▶ TASK BRIEF
Quote every line of the data below as it stands, omitting pictures.

┌────────

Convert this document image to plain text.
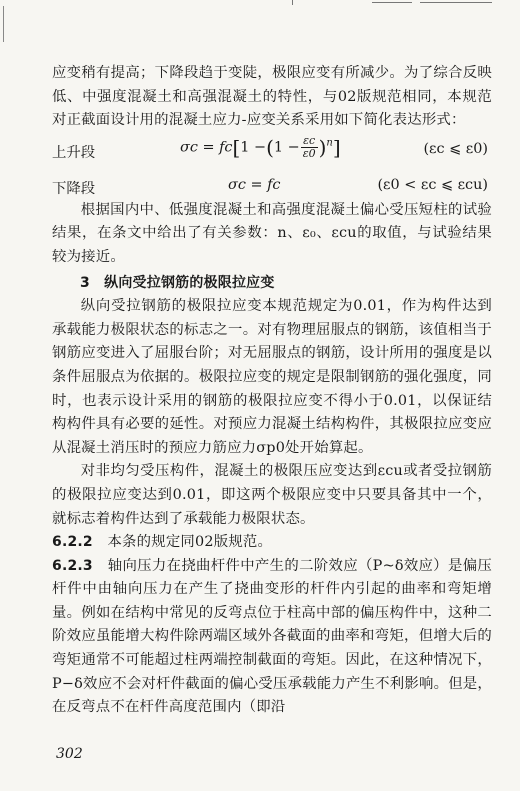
应变稍有提高；下降段趋于变陡，极限应变有所减少。为了综合反映低、中强度混凝土和高强混凝土的特性，与02版规范相同，本规范对正截面设计用的混凝土应力-应变关系采用如下简化表达形式：

上升段	$\sigma c = fc[1 -(1 - \frac{\varepsilon c}{\varepsilon 0} )^n]$	(εc ⩽ ε0)
下降段	σc = fc	(ε0 < εc ⩽ εcu)

根据国内中、低强度混凝土和高强度混凝土偏心受压短柱的试验结果，在条文中给出了有关参数：n、ε₀、εcu的取值，与试验结果较为接近。

3　纵向受拉钢筋的极限拉应变

纵向受拉钢筋的极限拉应变本规范规定为0.01，作为构件达到承载能力极限状态的标志之一。对有物理屈服点的钢筋，该值相当于钢筋应变进入了屈服台阶；对无屈服点的钢筋，设计所用的强度是以条件屈服点为依据的。极限拉应变的规定是限制钢筋的强化强度，同时，也表示设计采用的钢筋的极限拉应变不得小于0.01，以保证结构构件具有必要的延性。对预应力混凝土结构构件，其极限拉应变应从混凝土消压时的预应力筋应力σp0处开始算起。

对非均匀受压构件，混凝土的极限压应变达到εcu或者受拉钢筋的极限拉应变达到0.01，即这两个极限应变中只要具备其中一个，就标志着构件达到了承载能力极限状态。

6.2.2　 本条的规定同02版规范。

6.2.3　 轴向压力在挠曲杆件中产生的二阶效应（P~δ效应）是偏压杆件中由轴向压力在产生了挠曲变形的杆件内引起的曲率和弯矩增量。例如在结构中常见的反弯点位于柱高中部的偏压构件中，这种二阶效应虽能增大构件除两端区域外各截面的曲率和弯矩，但增大后的弯矩通常不可能超过柱两端控制截面的弯矩。因此，在这种情况下，P−δ效应不会对杆件截面的偏心受压承载能力产生不利影响。但是，在反弯点不在杆件高度范围内（即沿

302
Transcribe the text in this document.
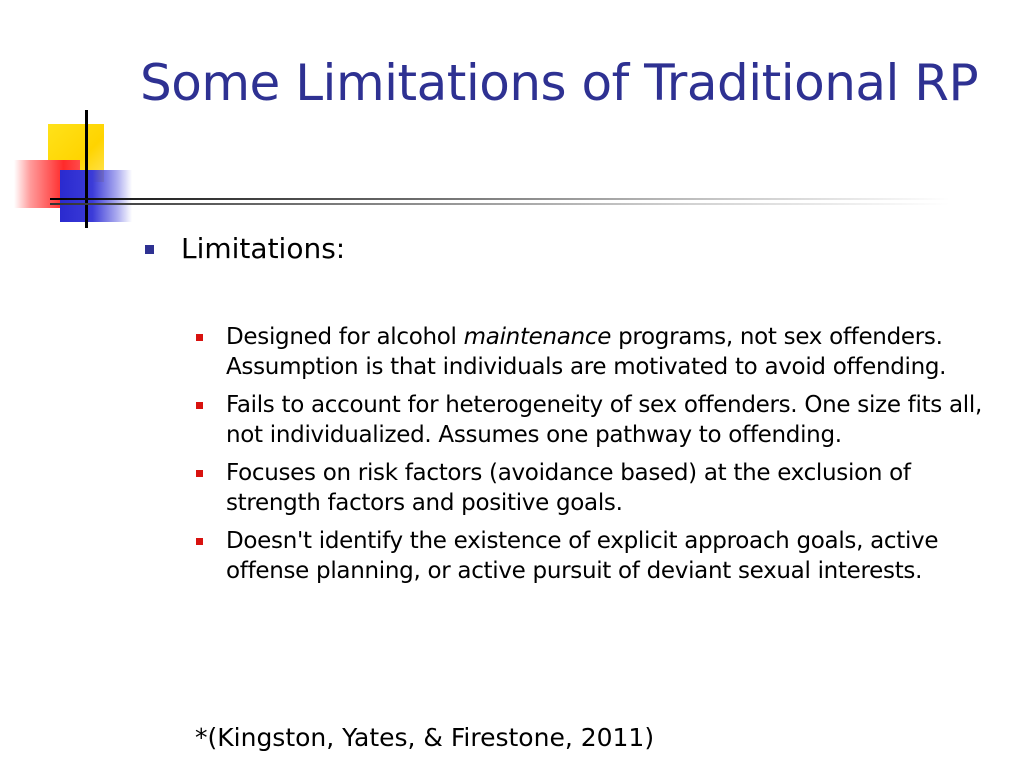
Some Limitations of Traditional RP
Limitations:
Designed for alcohol maintenance programs, not sex offenders. Assumption is that individuals are motivated to avoid offending.
Fails to account for heterogeneity of sex offenders. One size fits all, not individualized. Assumes one pathway to offending.
Focuses on risk factors (avoidance based) at the exclusion of strength factors and positive goals.
Doesn't identify the existence of explicit approach goals, active offense planning, or active pursuit of deviant sexual interests.
*(Kingston, Yates, & Firestone, 2011)
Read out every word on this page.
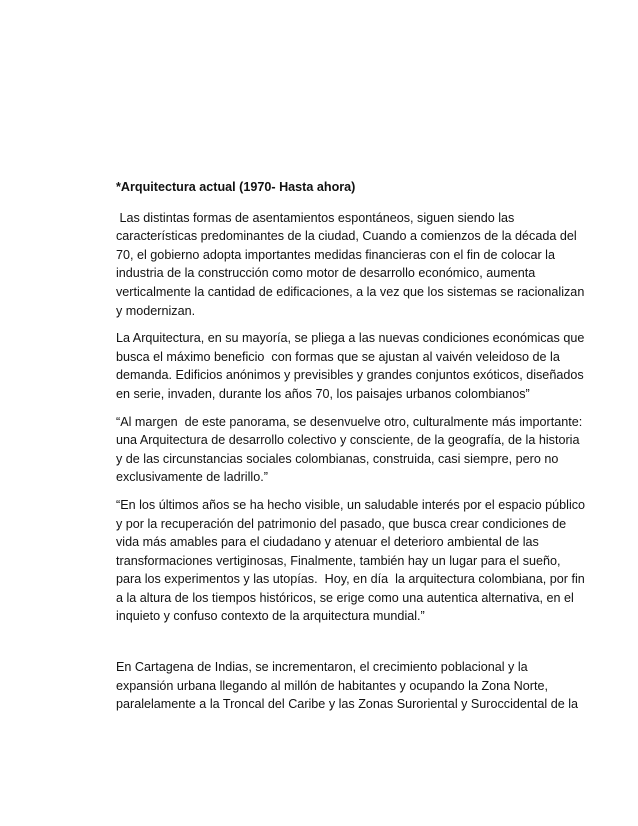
*Arquitectura actual (1970- Hasta ahora)

Las distintas formas de asentamientos espontáneos, siguen siendo las características predominantes de la ciudad, Cuando a comienzos de la década del 70, el gobierno adopta importantes medidas financieras con el fin de colocar la industria de la construcción como motor de desarrollo económico, aumenta verticalmente la cantidad de edificaciones, a la vez que los sistemas se racionalizan y modernizan.

La Arquitectura, en su mayoría, se pliega a las nuevas condiciones económicas que busca el máximo beneficio  con formas que se ajustan al vaivén veleidoso de la demanda. Edificios anónimos y previsibles y grandes conjuntos exóticos, diseñados en serie, invaden, durante los años 70, los paisajes urbanos colombianos”

“Al margen  de este panorama, se desenvuelve otro, culturalmente más importante: una Arquitectura de desarrollo colectivo y consciente, de la geografía, de la historia y de las circunstancias sociales colombianas, construida, casi siempre, pero no exclusivamente de ladrillo.”

“En los últimos años se ha hecho visible, un saludable interés por el espacio público y por la recuperación del patrimonio del pasado, que busca crear condiciones de vida más amables para el ciudadano y atenuar el deterioro ambiental de las transformaciones vertiginosas, Finalmente, también hay un lugar para el sueño, para los experimentos y las utopías.  Hoy, en día  la arquitectura colombiana, por fin  a la altura de los tiempos históricos, se erige como una autentica alternativa, en el inquieto y confuso contexto de la arquitectura mundial.”

En Cartagena de Indias, se incrementaron, el crecimiento poblacional y la expansión urbana llegando al millón de habitantes y ocupando la Zona Norte, paralelamente a la Troncal del Caribe y las Zonas Suroriental y Suroccidental de la
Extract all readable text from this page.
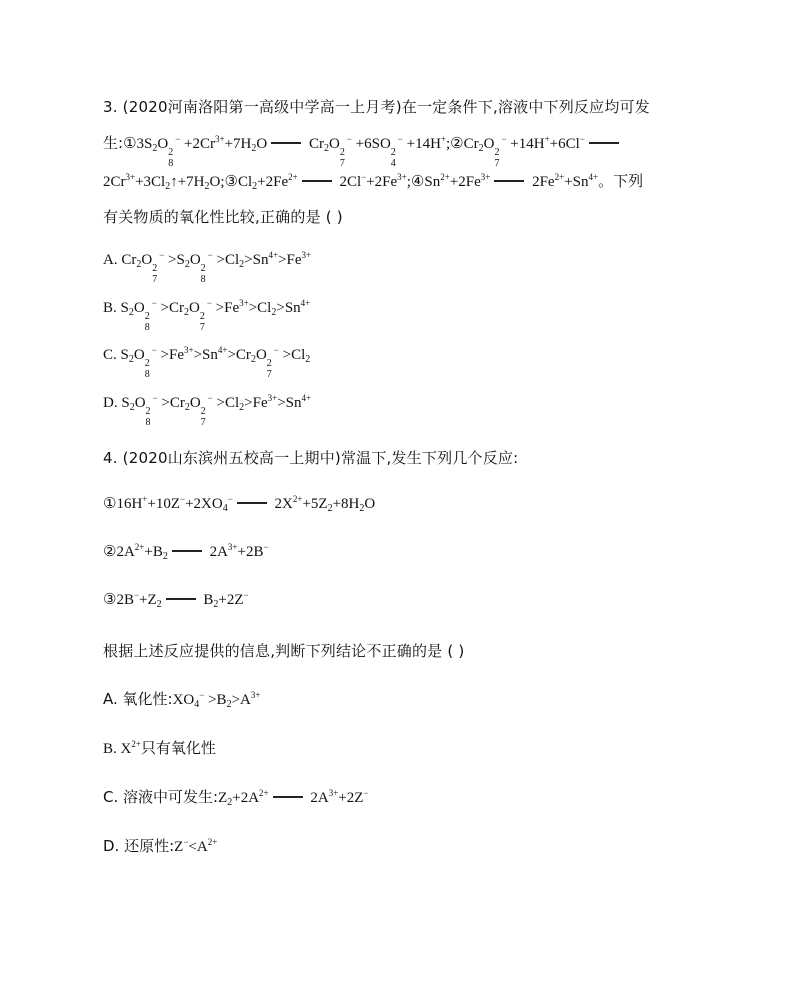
3. (2020河南洛阳第一高级中学高一上月考)在一定条件下,溶液中下列反应均可发
生$:①3S_2O$
2
8
$^- +2Cr^{3+}+7H_2O$	$Cr_2O$
2
7
− +6SO
2
4
$^- +14H^+;②Cr_2O$
2
7
− +14H++6Cl−
$2Cr^{3+}+3Cl_2↑+7H_2O;③Cl_2+2Fe^{2+}$	$2Cl^-+2Fe^{3+};④Sn^{2+}+2Fe^{3+}$	$2Fe^{2+}+Sn^{4+}$。下列
有关物质的氧化性比较,正确的是 ( )
A. $Cr_2O$
2
7
$^- >S_2O$
2
8
$^- >Cl_2>Sn^{4+}>Fe^{3+}$
B. $S_2O$
2
8
$^- >Cr_2O$
2
7
$^- >Fe^{3+}>Cl_2>Sn^{4+}$
C. $S_2O$
2
8
$^- >Fe^{3+}>Sn^{4+}>Cr_2O$
2
7
$^- >Cl_2$
D. $S_2O$
2
8
$^- >Cr_2O$
2
7
$^- >Cl_2>Fe^{3+}>Sn^{4+}$
4. (2020山东滨州五校高一上期中)常温下,发生下列几个反应:
$①16H^++10Z^-+2XO_4^-$	$2X^{2+}+5Z_2+8H_2O$
$②2A^{2+}+B_2$	$2A^{3+}+2B^-$
$③2B^-+Z_2$	$B_2+2Z^-$
根据上述反应提供的信息,判断下列结论不正确的是 ( )
A. 氧化性$:XO_4^- >B_2>A^{3+}$
B. $X^{2+}$只有氧化性
C. 溶液中可发生$:Z_2+2A^{2+}$	$2A^{3+}+2Z^-$
D. 还原性$:Z^-<A^{2+}$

└────────

▶ SOLUTION TO THIS EXERCISE
Convert this document image to plain text.
应变稍有提高；下降段趋于变陡，极限应变有所减少。为了综合反映低、中强度混凝土和高强混凝土的特性，与02版规范相同，本规范对正截面设计用的混凝土应力-应变关系采用如下简化表达形式：

上升段	$\sigma c = fc[1 -(1 - \frac{\varepsilon c}{\varepsilon 0} )^n]$	(εc ⩽ ε0)
下降段	σc = fc	(ε0 < εc ⩽ εcu)

根据国内中、低强度混凝土和高强度混凝土偏心受压短柱的试验结果，在条文中给出了有关参数：n、ε₀、εcu的取值，与试验结果较为接近。

3　纵向受拉钢筋的极限拉应变

纵向受拉钢筋的极限拉应变本规范规定为0.01，作为构件达到承载能力极限状态的标志之一。对有物理屈服点的钢筋，该值相当于钢筋应变进入了屈服台阶；对无屈服点的钢筋，设计所用的强度是以条件屈服点为依据的。极限拉应变的规定是限制钢筋的强化强度，同时，也表示设计采用的钢筋的极限拉应变不得小于0.01，以保证结构构件具有必要的延性。对预应力混凝土结构构件，其极限拉应变应从混凝土消压时的预应力筋应力σp0处开始算起。

对非均匀受压构件，混凝土的极限压应变达到εcu或者受拉钢筋的极限拉应变达到0.01，即这两个极限应变中只要具备其中一个，就标志着构件达到了承载能力极限状态。

6.2.2　 本条的规定同02版规范。

6.2.3　 轴向压力在挠曲杆件中产生的二阶效应（P~δ效应）是偏压杆件中由轴向压力在产生了挠曲变形的杆件内引起的曲率和弯矩增量。例如在结构中常见的反弯点位于柱高中部的偏压构件中，这种二阶效应虽能增大构件除两端区域外各截面的曲率和弯矩，但增大后的弯矩通常不可能超过柱两端控制截面的弯矩。因此，在这种情况下，P−δ效应不会对杆件截面的偏心受压承载能力产生不利影响。但是，在反弯点不在杆件高度范围内（即沿

302
Transcribe the text in this document.
Some Limitations of Traditional RP
Limitations:
Designed for alcohol maintenance programs, not sex offenders. Assumption is that individuals are motivated to avoid offending.
Fails to account for heterogeneity of sex offenders. One size fits all, not individualized. Assumes one pathway to offending.
Focuses on risk factors (avoidance based) at the exclusion of strength factors and positive goals.
Doesn't identify the existence of explicit approach goals, active offense planning, or active pursuit of deviant sexual interests.
*(Kingston, Yates, & Firestone, 2011)
Read out every word on this page.
*Arquitectura actual (1970- Hasta ahora)

Las distintas formas de asentamientos espontáneos, siguen siendo las características predominantes de la ciudad, Cuando a comienzos de la década del 70, el gobierno adopta importantes medidas financieras con el fin de colocar la industria de la construcción como motor de desarrollo económico, aumenta verticalmente la cantidad de edificaciones, a la vez que los sistemas se racionalizan y modernizan.

La Arquitectura, en su mayoría, se pliega a las nuevas condiciones económicas que busca el máximo beneficio  con formas que se ajustan al vaivén veleidoso de la demanda. Edificios anónimos y previsibles y grandes conjuntos exóticos, diseñados en serie, invaden, durante los años 70, los paisajes urbanos colombianos”

“Al margen  de este panorama, se desenvuelve otro, culturalmente más importante: una Arquitectura de desarrollo colectivo y consciente, de la geografía, de la historia y de las circunstancias sociales colombianas, construida, casi siempre, pero no exclusivamente de ladrillo.”

“En los últimos años se ha hecho visible, un saludable interés por el espacio público y por la recuperación del patrimonio del pasado, que busca crear condiciones de vida más amables para el ciudadano y atenuar el deterioro ambiental de las transformaciones vertiginosas, Finalmente, también hay un lugar para el sueño, para los experimentos y las utopías.  Hoy, en día  la arquitectura colombiana, por fin  a la altura de los tiempos históricos, se erige como una autentica alternativa, en el inquieto y confuso contexto de la arquitectura mundial.”

En Cartagena de Indias, se incrementaron, el crecimiento poblacional y la expansión urbana llegando al millón de habitantes y ocupando la Zona Norte, paralelamente a la Troncal del Caribe y las Zonas Suroriental y Suroccidental de la
Extract all readable text from this page.
3. (2020河南洛阳第一高级中学高一上月考)在一定条件下,溶液中下列反应均可发
生$:①3S_2O$
2
8
$^- +2Cr^{3+}+7H_2O$	$Cr_2O$
2
7
− +6SO
2
4
$^- +14H^+;②Cr_2O$
2
7
− +14H++6Cl−
$2Cr^{3+}+3Cl_2↑+7H_2O;③Cl_2+2Fe^{2+}$	$2Cl^-+2Fe^{3+};④Sn^{2+}+2Fe^{3+}$	$2Fe^{2+}+Sn^{4+}$。下列
有关物质的氧化性比较,正确的是 ( )
A. $Cr_2O$
2
7
$^- >S_2O$
2
8
$^- >Cl_2>Sn^{4+}>Fe^{3+}$
B. $S_2O$
2
8
$^- >Cr_2O$
2
7
$^- >Fe^{3+}>Cl_2>Sn^{4+}$
C. $S_2O$
2
8
$^- >Fe^{3+}>Sn^{4+}>Cr_2O$
2
7
$^- >Cl_2$
D. $S_2O$
2
8
$^- >Cr_2O$
2
7
$^- >Cl_2>Fe^{3+}>Sn^{4+}$
4. (2020山东滨州五校高一上期中)常温下,发生下列几个反应:
$①16H^++10Z^-+2XO_4^-$	$2X^{2+}+5Z_2+8H_2O$
$②2A^{2+}+B_2$	$2A^{3+}+2B^-$
$③2B^-+Z_2$	$B_2+2Z^-$
根据上述反应提供的信息,判断下列结论不正确的是 ( )
A. 氧化性$:XO_4^- >B_2>A^{3+}$
B. $X^{2+}$只有氧化性
C. 溶液中可发生$:Z_2+2A^{2+}$	$2A^{3+}+2Z^-$
D. 还原性$:Z^-<A^{2+}$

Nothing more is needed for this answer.